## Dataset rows

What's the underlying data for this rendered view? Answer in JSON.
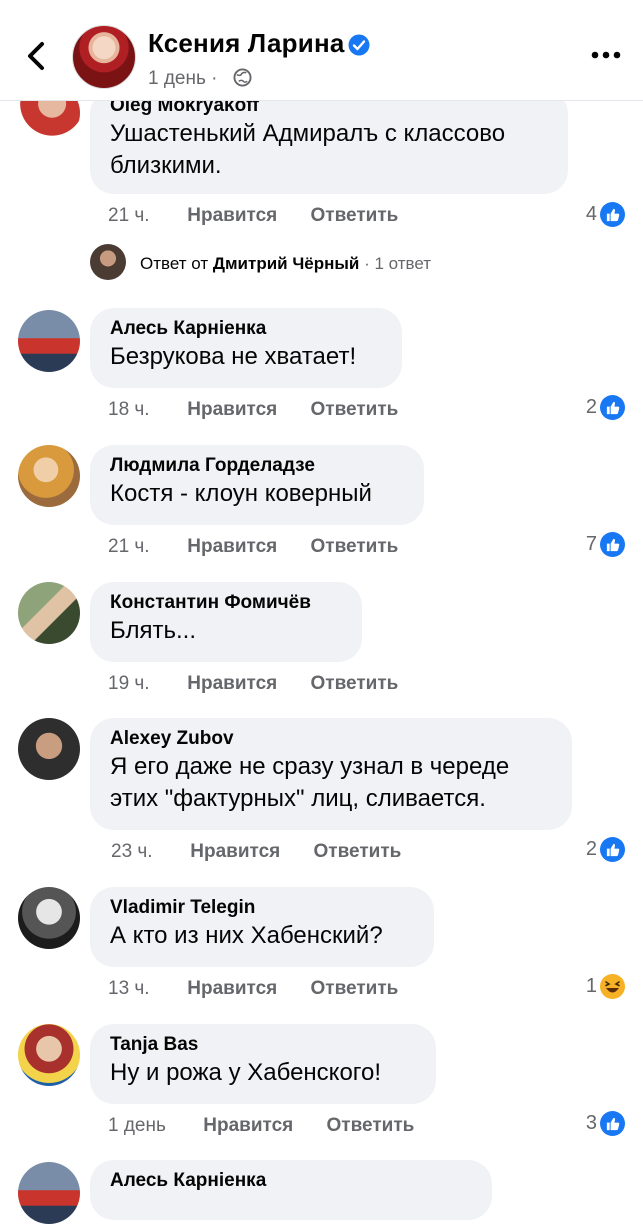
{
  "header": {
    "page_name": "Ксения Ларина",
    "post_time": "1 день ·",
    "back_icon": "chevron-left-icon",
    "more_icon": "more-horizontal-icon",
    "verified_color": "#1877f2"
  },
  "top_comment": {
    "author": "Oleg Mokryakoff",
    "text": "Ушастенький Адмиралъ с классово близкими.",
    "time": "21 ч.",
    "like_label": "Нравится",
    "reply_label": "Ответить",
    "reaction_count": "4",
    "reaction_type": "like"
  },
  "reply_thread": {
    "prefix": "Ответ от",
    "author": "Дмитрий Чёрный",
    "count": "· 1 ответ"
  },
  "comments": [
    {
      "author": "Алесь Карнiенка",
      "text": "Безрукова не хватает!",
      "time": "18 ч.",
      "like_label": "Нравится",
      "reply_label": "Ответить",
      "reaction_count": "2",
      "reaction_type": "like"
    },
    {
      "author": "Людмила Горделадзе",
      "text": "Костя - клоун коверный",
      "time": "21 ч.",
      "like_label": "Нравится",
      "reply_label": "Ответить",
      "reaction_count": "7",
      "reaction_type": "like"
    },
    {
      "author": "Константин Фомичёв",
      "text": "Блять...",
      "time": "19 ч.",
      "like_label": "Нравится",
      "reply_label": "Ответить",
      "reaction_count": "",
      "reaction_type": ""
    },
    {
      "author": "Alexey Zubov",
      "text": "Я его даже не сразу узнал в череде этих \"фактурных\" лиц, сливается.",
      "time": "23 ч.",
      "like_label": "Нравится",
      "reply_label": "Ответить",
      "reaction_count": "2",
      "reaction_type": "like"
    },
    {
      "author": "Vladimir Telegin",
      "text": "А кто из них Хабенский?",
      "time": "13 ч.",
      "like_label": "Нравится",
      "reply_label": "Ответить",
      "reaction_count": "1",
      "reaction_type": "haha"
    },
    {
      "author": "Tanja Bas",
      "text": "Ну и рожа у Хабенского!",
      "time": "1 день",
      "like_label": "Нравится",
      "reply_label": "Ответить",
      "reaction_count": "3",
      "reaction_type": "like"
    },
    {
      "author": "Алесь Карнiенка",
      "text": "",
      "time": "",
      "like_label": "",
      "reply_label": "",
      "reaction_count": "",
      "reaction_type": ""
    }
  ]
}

## WHAT IS BEING ASKED
Using the data above, print every line exactly, omitting pictures.

## SOLUTION
What's the underlying data for this rendered view? Answer in JSON.
{
  "header": {
    "page_name": "Ксения Ларина",
    "post_time": "1 день ·",
    "back_icon": "chevron-left-icon",
    "more_icon": "more-horizontal-icon",
    "verified_color": "#1877f2"
  },
  "top_comment": {
    "author": "Oleg Mokryakoff",
    "text": "Ушастенький Адмиралъ с классово близкими.",
    "time": "21 ч.",
    "like_label": "Нравится",
    "reply_label": "Ответить",
    "reaction_count": "4",
    "reaction_type": "like"
  },
  "reply_thread": {
    "prefix": "Ответ от",
    "author": "Дмитрий Чёрный",
    "count": "· 1 ответ"
  },
  "comments": [
    {
      "author": "Алесь Карнiенка",
      "text": "Безрукова не хватает!",
      "time": "18 ч.",
      "like_label": "Нравится",
      "reply_label": "Ответить",
      "reaction_count": "2",
      "reaction_type": "like"
    },
    {
      "author": "Людмила Горделадзе",
      "text": "Костя - клоун коверный",
      "time": "21 ч.",
      "like_label": "Нравится",
      "reply_label": "Ответить",
      "reaction_count": "7",
      "reaction_type": "like"
    },
    {
      "author": "Константин Фомичёв",
      "text": "Блять...",
      "time": "19 ч.",
      "like_label": "Нравится",
      "reply_label": "Ответить",
      "reaction_count": "",
      "reaction_type": ""
    },
    {
      "author": "Alexey Zubov",
      "text": "Я его даже не сразу узнал в череде этих \"фактурных\" лиц, сливается.",
      "time": "23 ч.",
      "like_label": "Нравится",
      "reply_label": "Ответить",
      "reaction_count": "2",
      "reaction_type": "like"
    },
    {
      "author": "Vladimir Telegin",
      "text": "А кто из них Хабенский?",
      "time": "13 ч.",
      "like_label": "Нравится",
      "reply_label": "Ответить",
      "reaction_count": "1",
      "reaction_type": "haha"
    },
    {
      "author": "Tanja Bas",
      "text": "Ну и рожа у Хабенского!",
      "time": "1 день",
      "like_label": "Нравится",
      "reply_label": "Ответить",
      "reaction_count": "3",
      "reaction_type": "like"
    },
    {
      "author": "Алесь Карнiенка",
      "text": "",
      "time": "",
      "like_label": "",
      "reply_label": "",
      "reaction_count": "",
      "reaction_type": ""
    }
  ]
}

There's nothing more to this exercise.